* **Work to do**: Everything in the listing should be restated word for word.

* **Raw data**:
++++++++++

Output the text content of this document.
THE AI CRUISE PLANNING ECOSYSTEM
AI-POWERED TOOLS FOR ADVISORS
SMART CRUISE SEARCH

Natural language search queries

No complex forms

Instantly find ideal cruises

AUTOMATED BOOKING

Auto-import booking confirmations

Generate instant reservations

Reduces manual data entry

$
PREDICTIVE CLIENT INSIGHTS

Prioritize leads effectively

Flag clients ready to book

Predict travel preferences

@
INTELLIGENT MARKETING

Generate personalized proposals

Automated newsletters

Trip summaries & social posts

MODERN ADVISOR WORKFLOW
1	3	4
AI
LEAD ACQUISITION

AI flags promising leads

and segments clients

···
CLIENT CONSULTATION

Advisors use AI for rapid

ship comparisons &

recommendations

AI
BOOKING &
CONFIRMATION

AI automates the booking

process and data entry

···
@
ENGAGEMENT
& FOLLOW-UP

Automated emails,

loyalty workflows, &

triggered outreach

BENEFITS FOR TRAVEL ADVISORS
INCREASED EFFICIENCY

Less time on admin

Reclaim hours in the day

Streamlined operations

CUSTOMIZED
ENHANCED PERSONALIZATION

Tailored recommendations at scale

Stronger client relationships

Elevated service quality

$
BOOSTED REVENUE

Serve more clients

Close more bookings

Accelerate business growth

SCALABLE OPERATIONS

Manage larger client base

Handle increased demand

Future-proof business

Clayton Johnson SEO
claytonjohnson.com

++++++++++

* **Exercise output**:
Output the text content of this document.
THE AI CRUISE PLANNING ECOSYSTEM
AI-POWERED TOOLS FOR ADVISORS
SMART CRUISE SEARCH

Natural language search queries

No complex forms

Instantly find ideal cruises

AUTOMATED BOOKING

Auto-import booking confirmations

Generate instant reservations

Reduces manual data entry

$
PREDICTIVE CLIENT INSIGHTS

Prioritize leads effectively

Flag clients ready to book

Predict travel preferences

@
INTELLIGENT MARKETING

Generate personalized proposals

Automated newsletters

Trip summaries & social posts

MODERN ADVISOR WORKFLOW
1	3	4
AI
LEAD ACQUISITION

AI flags promising leads

and segments clients

···
CLIENT CONSULTATION

Advisors use AI for rapid

ship comparisons &

recommendations

AI
BOOKING &
CONFIRMATION

AI automates the booking

process and data entry

···
@
ENGAGEMENT
& FOLLOW-UP

Automated emails,

loyalty workflows, &

triggered outreach

BENEFITS FOR TRAVEL ADVISORS
INCREASED EFFICIENCY

Less time on admin

Reclaim hours in the day

Streamlined operations

CUSTOMIZED
ENHANCED PERSONALIZATION

Tailored recommendations at scale

Stronger client relationships

Elevated service quality

$
BOOSTED REVENUE

Serve more clients

Close more bookings

Accelerate business growth

SCALABLE OPERATIONS

Manage larger client base

Handle increased demand

Future-proof business

Clayton Johnson SEO
claytonjohnson.com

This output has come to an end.